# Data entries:
######
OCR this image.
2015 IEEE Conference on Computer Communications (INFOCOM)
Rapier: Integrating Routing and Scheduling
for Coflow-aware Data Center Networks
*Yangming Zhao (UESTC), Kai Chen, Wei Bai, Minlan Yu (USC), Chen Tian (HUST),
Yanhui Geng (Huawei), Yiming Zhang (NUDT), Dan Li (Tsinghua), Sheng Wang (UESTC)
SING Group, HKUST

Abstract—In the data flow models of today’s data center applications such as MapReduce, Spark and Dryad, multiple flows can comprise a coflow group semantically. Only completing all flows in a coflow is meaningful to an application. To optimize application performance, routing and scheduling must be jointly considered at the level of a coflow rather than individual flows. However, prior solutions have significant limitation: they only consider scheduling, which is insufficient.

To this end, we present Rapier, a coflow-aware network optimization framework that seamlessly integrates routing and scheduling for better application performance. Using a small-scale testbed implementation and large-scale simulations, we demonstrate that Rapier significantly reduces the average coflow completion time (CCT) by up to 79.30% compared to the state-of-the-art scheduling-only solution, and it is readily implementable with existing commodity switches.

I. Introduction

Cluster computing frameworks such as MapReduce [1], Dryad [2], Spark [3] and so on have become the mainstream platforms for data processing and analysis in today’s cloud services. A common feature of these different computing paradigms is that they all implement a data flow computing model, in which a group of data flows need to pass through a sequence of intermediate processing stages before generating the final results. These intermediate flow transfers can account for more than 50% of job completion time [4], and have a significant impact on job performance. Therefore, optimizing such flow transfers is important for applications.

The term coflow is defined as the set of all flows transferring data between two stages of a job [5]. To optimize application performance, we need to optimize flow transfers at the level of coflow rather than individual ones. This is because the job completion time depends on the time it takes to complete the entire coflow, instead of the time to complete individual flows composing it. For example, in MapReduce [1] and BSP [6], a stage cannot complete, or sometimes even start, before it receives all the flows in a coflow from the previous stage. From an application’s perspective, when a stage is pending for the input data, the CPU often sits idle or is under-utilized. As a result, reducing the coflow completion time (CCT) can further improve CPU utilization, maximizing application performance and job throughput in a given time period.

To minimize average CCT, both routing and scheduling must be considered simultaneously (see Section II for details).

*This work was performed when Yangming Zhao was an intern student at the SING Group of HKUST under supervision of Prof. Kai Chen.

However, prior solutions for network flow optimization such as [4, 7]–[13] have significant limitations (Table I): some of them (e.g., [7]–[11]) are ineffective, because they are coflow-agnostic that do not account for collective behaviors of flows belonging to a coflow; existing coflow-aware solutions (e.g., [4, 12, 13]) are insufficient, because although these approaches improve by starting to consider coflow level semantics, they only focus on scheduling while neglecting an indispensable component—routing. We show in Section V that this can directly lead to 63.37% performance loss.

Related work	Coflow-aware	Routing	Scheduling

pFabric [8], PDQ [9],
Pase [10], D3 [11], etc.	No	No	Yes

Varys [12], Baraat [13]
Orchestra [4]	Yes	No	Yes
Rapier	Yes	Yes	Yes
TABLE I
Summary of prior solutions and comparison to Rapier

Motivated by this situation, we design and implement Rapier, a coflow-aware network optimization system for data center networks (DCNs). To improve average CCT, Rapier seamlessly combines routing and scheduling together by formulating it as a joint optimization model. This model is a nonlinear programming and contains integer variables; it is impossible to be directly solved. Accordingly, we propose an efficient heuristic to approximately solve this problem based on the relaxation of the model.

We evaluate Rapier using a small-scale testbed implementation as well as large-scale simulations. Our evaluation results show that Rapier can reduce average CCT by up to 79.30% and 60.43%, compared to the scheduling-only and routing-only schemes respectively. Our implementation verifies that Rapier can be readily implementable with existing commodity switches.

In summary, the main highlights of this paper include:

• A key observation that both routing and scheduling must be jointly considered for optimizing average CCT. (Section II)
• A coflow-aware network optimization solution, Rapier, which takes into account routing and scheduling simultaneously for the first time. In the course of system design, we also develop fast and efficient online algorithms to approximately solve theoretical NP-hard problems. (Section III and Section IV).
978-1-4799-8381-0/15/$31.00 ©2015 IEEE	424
######
# TASK INSTRUCTIONS:
Your task is to repeat each line of the material exactly.

# THE REPLY:
OCR this image.
2015 IEEE Conference on Computer Communications (INFOCOM)
Rapier: Integrating Routing and Scheduling
for Coflow-aware Data Center Networks
*Yangming Zhao (UESTC), Kai Chen, Wei Bai, Minlan Yu (USC), Chen Tian (HUST),
Yanhui Geng (Huawei), Yiming Zhang (NUDT), Dan Li (Tsinghua), Sheng Wang (UESTC)
SING Group, HKUST

Abstract—In the data flow models of today’s data center applications such as MapReduce, Spark and Dryad, multiple flows can comprise a coflow group semantically. Only completing all flows in a coflow is meaningful to an application. To optimize application performance, routing and scheduling must be jointly considered at the level of a coflow rather than individual flows. However, prior solutions have significant limitation: they only consider scheduling, which is insufficient.

To this end, we present Rapier, a coflow-aware network optimization framework that seamlessly integrates routing and scheduling for better application performance. Using a small-scale testbed implementation and large-scale simulations, we demonstrate that Rapier significantly reduces the average coflow completion time (CCT) by up to 79.30% compared to the state-of-the-art scheduling-only solution, and it is readily implementable with existing commodity switches.

I. Introduction

Cluster computing frameworks such as MapReduce [1], Dryad [2], Spark [3] and so on have become the mainstream platforms for data processing and analysis in today’s cloud services. A common feature of these different computing paradigms is that they all implement a data flow computing model, in which a group of data flows need to pass through a sequence of intermediate processing stages before generating the final results. These intermediate flow transfers can account for more than 50% of job completion time [4], and have a significant impact on job performance. Therefore, optimizing such flow transfers is important for applications.

The term coflow is defined as the set of all flows transferring data between two stages of a job [5]. To optimize application performance, we need to optimize flow transfers at the level of coflow rather than individual ones. This is because the job completion time depends on the time it takes to complete the entire coflow, instead of the time to complete individual flows composing it. For example, in MapReduce [1] and BSP [6], a stage cannot complete, or sometimes even start, before it receives all the flows in a coflow from the previous stage. From an application’s perspective, when a stage is pending for the input data, the CPU often sits idle or is under-utilized. As a result, reducing the coflow completion time (CCT) can further improve CPU utilization, maximizing application performance and job throughput in a given time period.

To minimize average CCT, both routing and scheduling must be considered simultaneously (see Section II for details).

*This work was performed when Yangming Zhao was an intern student at the SING Group of HKUST under supervision of Prof. Kai Chen.

However, prior solutions for network flow optimization such as [4, 7]–[13] have significant limitations (Table I): some of them (e.g., [7]–[11]) are ineffective, because they are coflow-agnostic that do not account for collective behaviors of flows belonging to a coflow; existing coflow-aware solutions (e.g., [4, 12, 13]) are insufficient, because although these approaches improve by starting to consider coflow level semantics, they only focus on scheduling while neglecting an indispensable component—routing. We show in Section V that this can directly lead to 63.37% performance loss.

Related work	Coflow-aware	Routing	Scheduling

pFabric [8], PDQ [9],
Pase [10], D3 [11], etc.	No	No	Yes

Varys [12], Baraat [13]
Orchestra [4]	Yes	No	Yes
Rapier	Yes	Yes	Yes
TABLE I
Summary of prior solutions and comparison to Rapier

Motivated by this situation, we design and implement Rapier, a coflow-aware network optimization system for data center networks (DCNs). To improve average CCT, Rapier seamlessly combines routing and scheduling together by formulating it as a joint optimization model. This model is a nonlinear programming and contains integer variables; it is impossible to be directly solved. Accordingly, we propose an efficient heuristic to approximately solve this problem based on the relaxation of the model.

We evaluate Rapier using a small-scale testbed implementation as well as large-scale simulations. Our evaluation results show that Rapier can reduce average CCT by up to 79.30% and 60.43%, compared to the scheduling-only and routing-only schemes respectively. Our implementation verifies that Rapier can be readily implementable with existing commodity switches.

In summary, the main highlights of this paper include:

• A key observation that both routing and scheduling must be jointly considered for optimizing average CCT. (Section II)
• A coflow-aware network optimization solution, Rapier, which takes into account routing and scheduling simultaneously for the first time. In the course of system design, we also develop fast and efficient online algorithms to approximately solve theoretical NP-hard problems. (Section III and Section IV).
978-1-4799-8381-0/15/$31.00 ©2015 IEEE	424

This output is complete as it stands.